§ ИСХОДНЫЙ ТЕКСТ:
|---|

О знании, смерти и человеке

(Продолжение разговора)

Анатолий Ахутин. В каких бы афоризмах и манифестах она ни сказывалась, она философия, поскольку системна: с начала и повсюду четко (по возможности) формулирует свое. Манифест потому форма для философии мало подходящая, что такое начинание с начала тут скрыто. Между тем тут-то, в этих начинаниях и кроется принципиальное (т. е. изначальное) различие философий.

Аркадий Недель. Если это Ваша аксиома, то с аксиомами не спорят (Гилберт на этом построил свою математику, но на этом не построить философию). Если нет, то это утверждение отнюдь не очевидное.

|---|

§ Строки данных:
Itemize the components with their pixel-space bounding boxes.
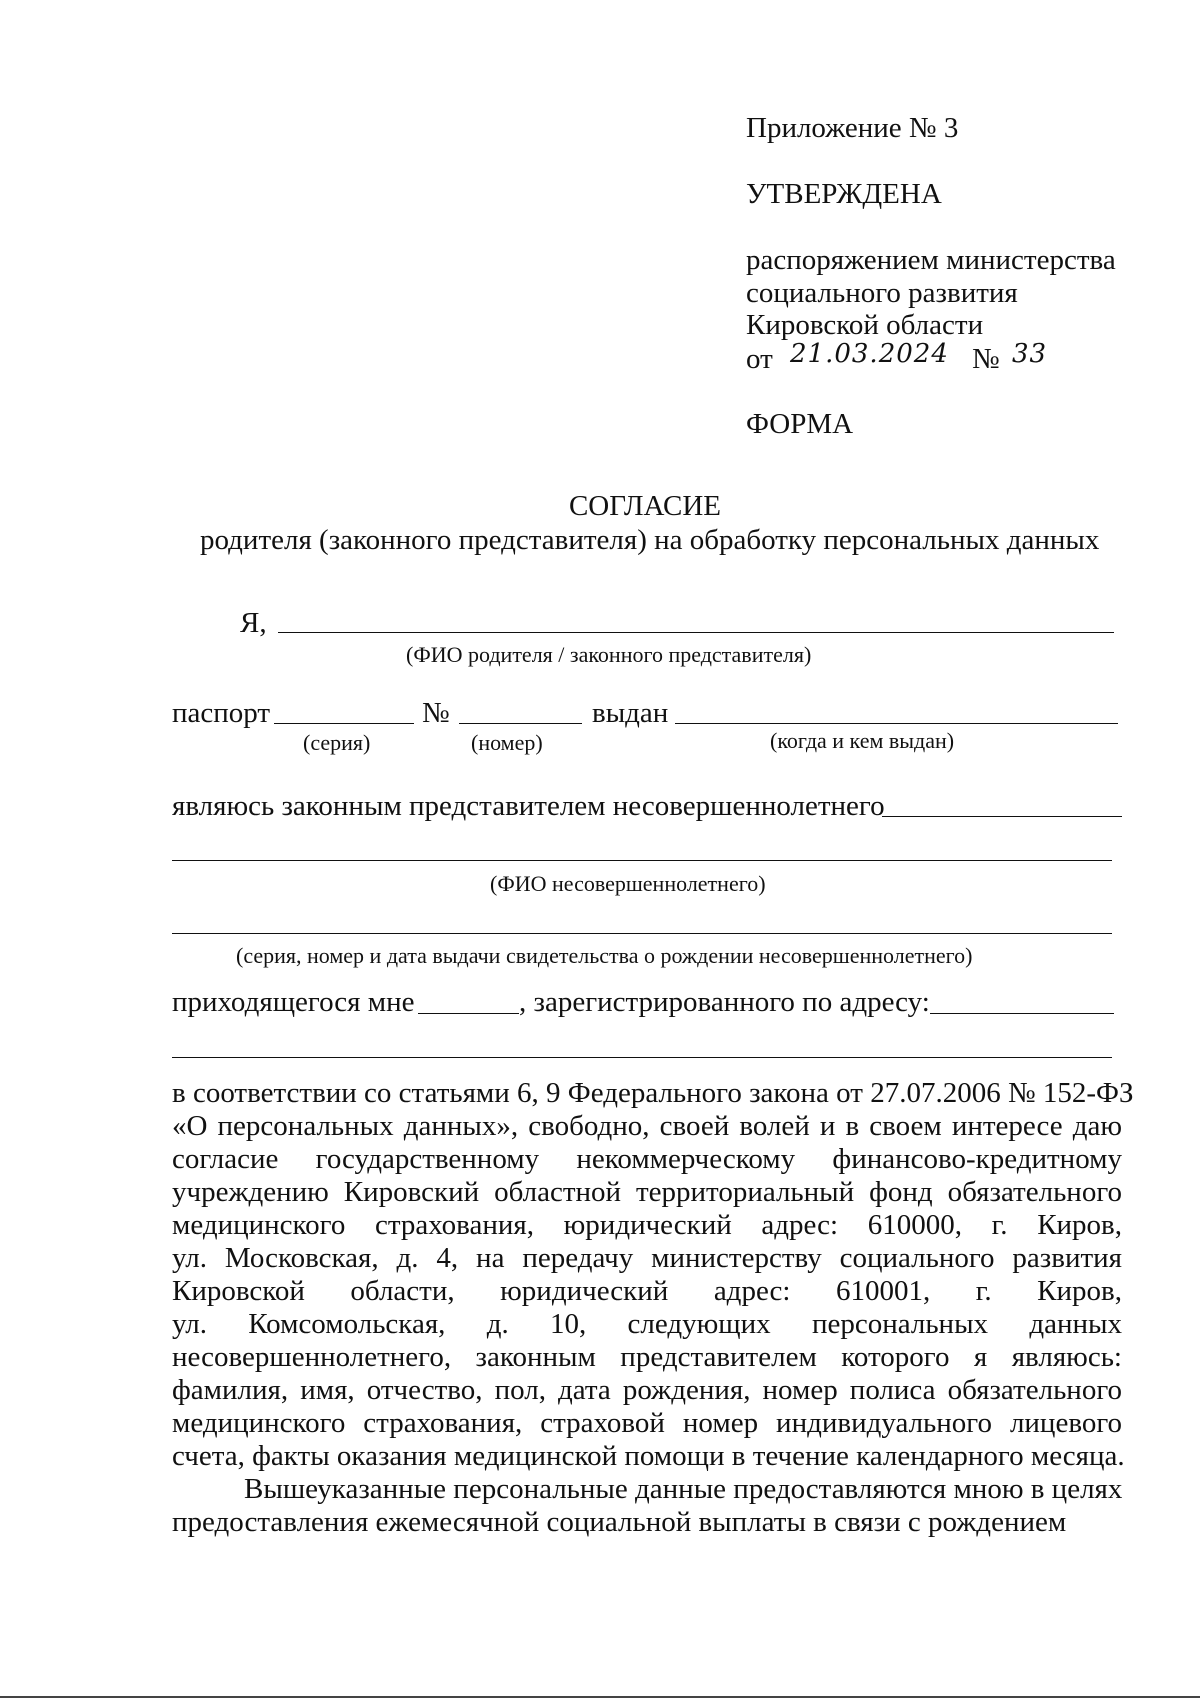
birth-certificate-caption: (серия, номер и дата выдачи свидетельства о рождении несовершеннолетнего) xyxy=(236,943,973,968)
minor-name-caption: (ФИО несовершеннолетнего) xyxy=(490,871,766,896)
purpose-line-2: предоставления ежемесячной социальной выплаты в связи с рождением xyxy=(172,1506,1067,1538)
relation-field[interactable] xyxy=(418,1013,519,1014)
relation-suffix: , зарегистрированного по адресу: xyxy=(519,986,930,1018)
parent-name-field[interactable] xyxy=(278,632,1114,633)
appendix-title: Приложение № 3 xyxy=(746,112,959,144)
address-field-start[interactable] xyxy=(930,1013,1114,1014)
purpose-line-1: Вышеуказанные персональные данные предоставляются мною в целях xyxy=(244,1473,1123,1505)
consent-line-10: фамилия, имя, отчество, пол, дата рождения, номер полиса обязательного xyxy=(172,1374,1122,1406)
date-prefix: от xyxy=(746,343,773,375)
passport-issued-field[interactable] xyxy=(675,723,1118,724)
consent-line-1: в соответствии со статьями 6, 9 Федерального закона от 27.07.2006 № 152-ФЗ xyxy=(172,1077,1134,1109)
number-caption: (номер) xyxy=(471,730,543,755)
consent-line-2: «О персональных данных», свободно, своей волей и в своем интересе даю xyxy=(172,1110,1122,1142)
address-field[interactable] xyxy=(172,1057,1112,1058)
consent-line-5: медицинского страхования, юридический адрес: 610000, г. Киров, xyxy=(172,1209,1122,1241)
birth-certificate-field[interactable] xyxy=(172,933,1112,934)
issued-caption: (когда и кем выдан) xyxy=(770,728,955,753)
i-label: Я, xyxy=(240,607,267,639)
handwritten-date: 21.03.2024 xyxy=(790,339,949,369)
parent-name-caption: (ФИО родителя / законного представителя) xyxy=(406,642,812,667)
handwritten-number: 33 xyxy=(1012,339,1048,369)
passport-number-field[interactable] xyxy=(459,723,582,724)
page-bottom-edge xyxy=(0,1696,1200,1698)
approved-by-line-1: распоряжением министерства xyxy=(746,244,1116,276)
issued-label: выдан xyxy=(592,697,669,729)
consent-line-12: счета, факты оказания медицинской помощи в течение календарного месяца. xyxy=(172,1440,1125,1472)
consent-line-11: медицинского страхования, страховой номер индивидуального лицевого xyxy=(172,1407,1122,1439)
minor-name-field-start[interactable] xyxy=(882,816,1122,817)
document-subtitle: родителя (законного представителя) на обработку персональных данных xyxy=(200,524,1100,556)
consent-line-7: Кировской области, юридический адрес: 610001, г. Киров, xyxy=(172,1275,1122,1307)
approved-by-line-3: Кировской области xyxy=(746,309,984,341)
passport-label: паспорт xyxy=(172,697,271,729)
passport-number-sign: № xyxy=(422,697,450,729)
consent-line-3: согласие государственному некоммерческому финансово-кредитному xyxy=(172,1143,1122,1175)
form-label: ФОРМА xyxy=(746,408,854,440)
representative-text: являюсь законным представителем несовершеннолетнего xyxy=(172,790,885,822)
approved-label: УТВЕРЖДЕНА xyxy=(746,178,942,210)
consent-line-8: ул. Комсомольская, д. 10, следующих персональных данных xyxy=(172,1308,1122,1340)
series-caption: (серия) xyxy=(303,730,371,755)
approved-by-line-2: социального развития xyxy=(746,277,1018,309)
relation-prefix: приходящегося мне xyxy=(172,986,415,1018)
number-prefix: № xyxy=(972,343,1000,375)
minor-name-field[interactable] xyxy=(172,860,1112,861)
consent-line-6: ул. Московская, д. 4, на передачу министерству социального развития xyxy=(172,1242,1122,1274)
document-title: СОГЛАСИЕ xyxy=(568,490,722,522)
passport-series-field[interactable] xyxy=(274,723,414,724)
consent-line-9: несовершеннолетнего, законным представителем которого я являюсь: xyxy=(172,1341,1122,1373)
consent-line-4: учреждению Кировский областной территориальный фонд обязательного xyxy=(172,1176,1122,1208)
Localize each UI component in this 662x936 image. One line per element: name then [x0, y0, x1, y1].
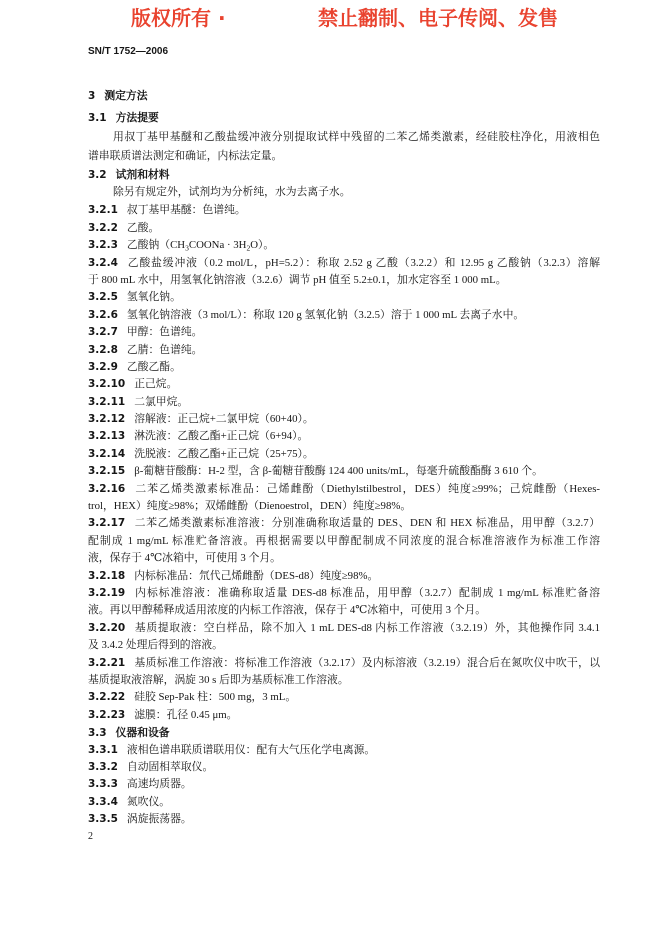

|---|

§ ЗАДАНИЯ:
1. Почему, по словам Анатолия Ахутина в тексте о знании, смерти и человеке, манифест мало подходит философии как форма?
2. Процитируйте из текста о знании, смерти и человеке отрывок от слов «(Продолжение разговора)» до слов «отнюдь не очевидное.» включительно.

§ ОТВЕТЫ:
1. Потому что в манифесте скрыто начинание с начала.

2.
(Продолжение разговора)

Анатолий Ахутин. В каких бы афоризмах и манифестах она ни сказывалась, она философия, поскольку системна: с начала и повсюду четко (по возможности) формулирует свое. Манифест потому форма для философии мало подходящая, что такое начинание с начала тут скрыто. Между тем тут-то, в этих начинаниях и кроется принципиальное (т. е. изначальное) различие философий.

Аркадий Недель. Если это Ваша аксиома, то с аксиомами не спорят (Гилберт на этом построил свою математику, но на этом не построить философию). Если нет, то это утверждение отнюдь не очевидное.